### [Goal of the exercise]
Nothing in the records may be changed; reproduce all of them.

---------- Extracted material

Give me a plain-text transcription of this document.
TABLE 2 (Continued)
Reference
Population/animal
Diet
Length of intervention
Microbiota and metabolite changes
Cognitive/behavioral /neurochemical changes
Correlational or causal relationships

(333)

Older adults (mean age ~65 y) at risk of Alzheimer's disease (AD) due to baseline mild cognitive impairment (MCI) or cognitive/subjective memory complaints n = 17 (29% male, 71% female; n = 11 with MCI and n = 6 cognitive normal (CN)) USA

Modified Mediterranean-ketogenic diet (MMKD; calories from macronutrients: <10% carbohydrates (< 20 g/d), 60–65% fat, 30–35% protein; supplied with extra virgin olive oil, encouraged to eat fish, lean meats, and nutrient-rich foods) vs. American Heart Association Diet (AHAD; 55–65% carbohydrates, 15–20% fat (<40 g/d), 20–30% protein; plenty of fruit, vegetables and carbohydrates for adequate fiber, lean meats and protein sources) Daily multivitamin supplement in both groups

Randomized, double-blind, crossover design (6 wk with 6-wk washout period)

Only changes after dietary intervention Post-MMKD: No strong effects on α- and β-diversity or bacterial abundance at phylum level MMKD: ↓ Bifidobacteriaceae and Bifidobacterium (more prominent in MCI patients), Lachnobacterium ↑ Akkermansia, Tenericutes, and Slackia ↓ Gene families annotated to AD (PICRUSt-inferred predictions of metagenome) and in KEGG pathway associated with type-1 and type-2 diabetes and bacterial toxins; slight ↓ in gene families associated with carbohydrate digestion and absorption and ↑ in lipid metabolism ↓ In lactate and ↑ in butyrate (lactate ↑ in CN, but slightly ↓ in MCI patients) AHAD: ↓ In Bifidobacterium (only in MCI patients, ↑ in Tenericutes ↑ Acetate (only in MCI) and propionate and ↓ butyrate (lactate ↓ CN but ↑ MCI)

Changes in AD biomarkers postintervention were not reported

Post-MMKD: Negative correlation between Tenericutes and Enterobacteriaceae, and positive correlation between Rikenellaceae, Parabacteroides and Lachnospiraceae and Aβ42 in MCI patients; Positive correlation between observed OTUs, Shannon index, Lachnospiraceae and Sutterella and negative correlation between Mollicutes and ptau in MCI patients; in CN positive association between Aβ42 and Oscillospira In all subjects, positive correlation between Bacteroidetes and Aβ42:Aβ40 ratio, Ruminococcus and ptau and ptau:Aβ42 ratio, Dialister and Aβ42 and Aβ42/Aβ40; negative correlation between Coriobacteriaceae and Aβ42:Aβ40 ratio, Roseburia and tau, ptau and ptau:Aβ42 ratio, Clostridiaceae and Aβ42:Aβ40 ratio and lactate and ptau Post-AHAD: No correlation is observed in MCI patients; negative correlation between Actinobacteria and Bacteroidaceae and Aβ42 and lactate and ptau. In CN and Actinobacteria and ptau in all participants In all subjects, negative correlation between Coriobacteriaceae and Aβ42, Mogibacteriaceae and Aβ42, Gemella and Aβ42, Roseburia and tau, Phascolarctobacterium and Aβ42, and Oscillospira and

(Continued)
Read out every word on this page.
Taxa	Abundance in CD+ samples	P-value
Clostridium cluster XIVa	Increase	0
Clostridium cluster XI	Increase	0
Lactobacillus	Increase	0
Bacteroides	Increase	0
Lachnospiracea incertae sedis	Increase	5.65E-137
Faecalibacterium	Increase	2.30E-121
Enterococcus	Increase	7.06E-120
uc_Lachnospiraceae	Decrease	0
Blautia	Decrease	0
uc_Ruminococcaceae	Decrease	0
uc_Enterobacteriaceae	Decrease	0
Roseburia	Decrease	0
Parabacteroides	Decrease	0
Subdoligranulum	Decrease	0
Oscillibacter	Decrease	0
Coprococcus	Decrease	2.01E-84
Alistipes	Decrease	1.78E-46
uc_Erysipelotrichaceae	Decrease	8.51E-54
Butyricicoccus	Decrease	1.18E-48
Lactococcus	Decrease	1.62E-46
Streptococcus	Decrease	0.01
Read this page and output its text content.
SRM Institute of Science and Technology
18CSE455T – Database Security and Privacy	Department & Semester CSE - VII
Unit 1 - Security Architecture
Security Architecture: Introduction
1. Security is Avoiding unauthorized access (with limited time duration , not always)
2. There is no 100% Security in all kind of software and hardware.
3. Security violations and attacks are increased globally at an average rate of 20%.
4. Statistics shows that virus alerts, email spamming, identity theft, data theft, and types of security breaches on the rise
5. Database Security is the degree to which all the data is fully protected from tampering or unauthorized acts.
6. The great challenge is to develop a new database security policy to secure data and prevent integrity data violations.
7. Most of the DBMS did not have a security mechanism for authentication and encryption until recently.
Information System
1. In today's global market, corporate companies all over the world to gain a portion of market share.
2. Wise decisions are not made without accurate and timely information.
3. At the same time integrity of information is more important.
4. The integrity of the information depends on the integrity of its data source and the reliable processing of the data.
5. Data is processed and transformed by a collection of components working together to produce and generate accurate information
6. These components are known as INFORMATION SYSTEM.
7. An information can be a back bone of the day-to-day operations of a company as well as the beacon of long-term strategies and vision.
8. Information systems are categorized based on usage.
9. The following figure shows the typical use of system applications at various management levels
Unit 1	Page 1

--------------------

### [Answer below]
Give me a plain-text transcription of this document.
TABLE 2 (Continued)
Reference
Population/animal
Diet
Length of intervention
Microbiota and metabolite changes
Cognitive/behavioral /neurochemical changes
Correlational or causal relationships

(333)

Older adults (mean age ~65 y) at risk of Alzheimer's disease (AD) due to baseline mild cognitive impairment (MCI) or cognitive/subjective memory complaints n = 17 (29% male, 71% female; n = 11 with MCI and n = 6 cognitive normal (CN)) USA

Modified Mediterranean-ketogenic diet (MMKD; calories from macronutrients: <10% carbohydrates (< 20 g/d), 60–65% fat, 30–35% protein; supplied with extra virgin olive oil, encouraged to eat fish, lean meats, and nutrient-rich foods) vs. American Heart Association Diet (AHAD; 55–65% carbohydrates, 15–20% fat (<40 g/d), 20–30% protein; plenty of fruit, vegetables and carbohydrates for adequate fiber, lean meats and protein sources) Daily multivitamin supplement in both groups

Randomized, double-blind, crossover design (6 wk with 6-wk washout period)

Only changes after dietary intervention Post-MMKD: No strong effects on α- and β-diversity or bacterial abundance at phylum level MMKD: ↓ Bifidobacteriaceae and Bifidobacterium (more prominent in MCI patients), Lachnobacterium ↑ Akkermansia, Tenericutes, and Slackia ↓ Gene families annotated to AD (PICRUSt-inferred predictions of metagenome) and in KEGG pathway associated with type-1 and type-2 diabetes and bacterial toxins; slight ↓ in gene families associated with carbohydrate digestion and absorption and ↑ in lipid metabolism ↓ In lactate and ↑ in butyrate (lactate ↑ in CN, but slightly ↓ in MCI patients) AHAD: ↓ In Bifidobacterium (only in MCI patients, ↑ in Tenericutes ↑ Acetate (only in MCI) and propionate and ↓ butyrate (lactate ↓ CN but ↑ MCI)

Changes in AD biomarkers postintervention were not reported

Post-MMKD: Negative correlation between Tenericutes and Enterobacteriaceae, and positive correlation between Rikenellaceae, Parabacteroides and Lachnospiraceae and Aβ42 in MCI patients; Positive correlation between observed OTUs, Shannon index, Lachnospiraceae and Sutterella and negative correlation between Mollicutes and ptau in MCI patients; in CN positive association between Aβ42 and Oscillospira In all subjects, positive correlation between Bacteroidetes and Aβ42:Aβ40 ratio, Ruminococcus and ptau and ptau:Aβ42 ratio, Dialister and Aβ42 and Aβ42/Aβ40; negative correlation between Coriobacteriaceae and Aβ42:Aβ40 ratio, Roseburia and tau, ptau and ptau:Aβ42 ratio, Clostridiaceae and Aβ42:Aβ40 ratio and lactate and ptau Post-AHAD: No correlation is observed in MCI patients; negative correlation between Actinobacteria and Bacteroidaceae and Aβ42 and lactate and ptau. In CN and Actinobacteria and ptau in all participants In all subjects, negative correlation between Coriobacteriaceae and Aβ42, Mogibacteriaceae and Aβ42, Gemella and Aβ42, Roseburia and tau, Phascolarctobacterium and Aβ42, and Oscillospira and

(Continued)
Read out every word on this page.
Taxa	Abundance in CD+ samples	P-value
Clostridium cluster XIVa	Increase	0
Clostridium cluster XI	Increase	0
Lactobacillus	Increase	0
Bacteroides	Increase	0
Lachnospiracea incertae sedis	Increase	5.65E-137
Faecalibacterium	Increase	2.30E-121
Enterococcus	Increase	7.06E-120
uc_Lachnospiraceae	Decrease	0
Blautia	Decrease	0
uc_Ruminococcaceae	Decrease	0
uc_Enterobacteriaceae	Decrease	0
Roseburia	Decrease	0
Parabacteroides	Decrease	0
Subdoligranulum	Decrease	0
Oscillibacter	Decrease	0
Coprococcus	Decrease	2.01E-84
Alistipes	Decrease	1.78E-46
uc_Erysipelotrichaceae	Decrease	8.51E-54
Butyricicoccus	Decrease	1.18E-48
Lactococcus	Decrease	1.62E-46
Streptococcus	Decrease	0.01
Read this page and output its text content.
SRM Institute of Science and Technology
18CSE455T – Database Security and Privacy	Department & Semester CSE - VII
Unit 1 - Security Architecture
Security Architecture: Introduction
1. Security is Avoiding unauthorized access (with limited time duration , not always)
2. There is no 100% Security in all kind of software and hardware.
3. Security violations and attacks are increased globally at an average rate of 20%.
4. Statistics shows that virus alerts, email spamming, identity theft, data theft, and types of security breaches on the rise
5. Database Security is the degree to which all the data is fully protected from tampering or unauthorized acts.
6. The great challenge is to develop a new database security policy to secure data and prevent integrity data violations.
7. Most of the DBMS did not have a security mechanism for authentication and encryption until recently.
Information System
1. In today's global market, corporate companies all over the world to gain a portion of market share.
2. Wise decisions are not made without accurate and timely information.
3. At the same time integrity of information is more important.
4. The integrity of the information depends on the integrity of its data source and the reliable processing of the data.
5. Data is processed and transformed by a collection of components working together to produce and generate accurate information
6. These components are known as INFORMATION SYSTEM.
7. An information can be a back bone of the day-to-day operations of a company as well as the beacon of long-term strategies and vision.
8. Information systems are categorized based on usage.
9. The following figure shows the typical use of system applications at various management levels
Unit 1	Page 1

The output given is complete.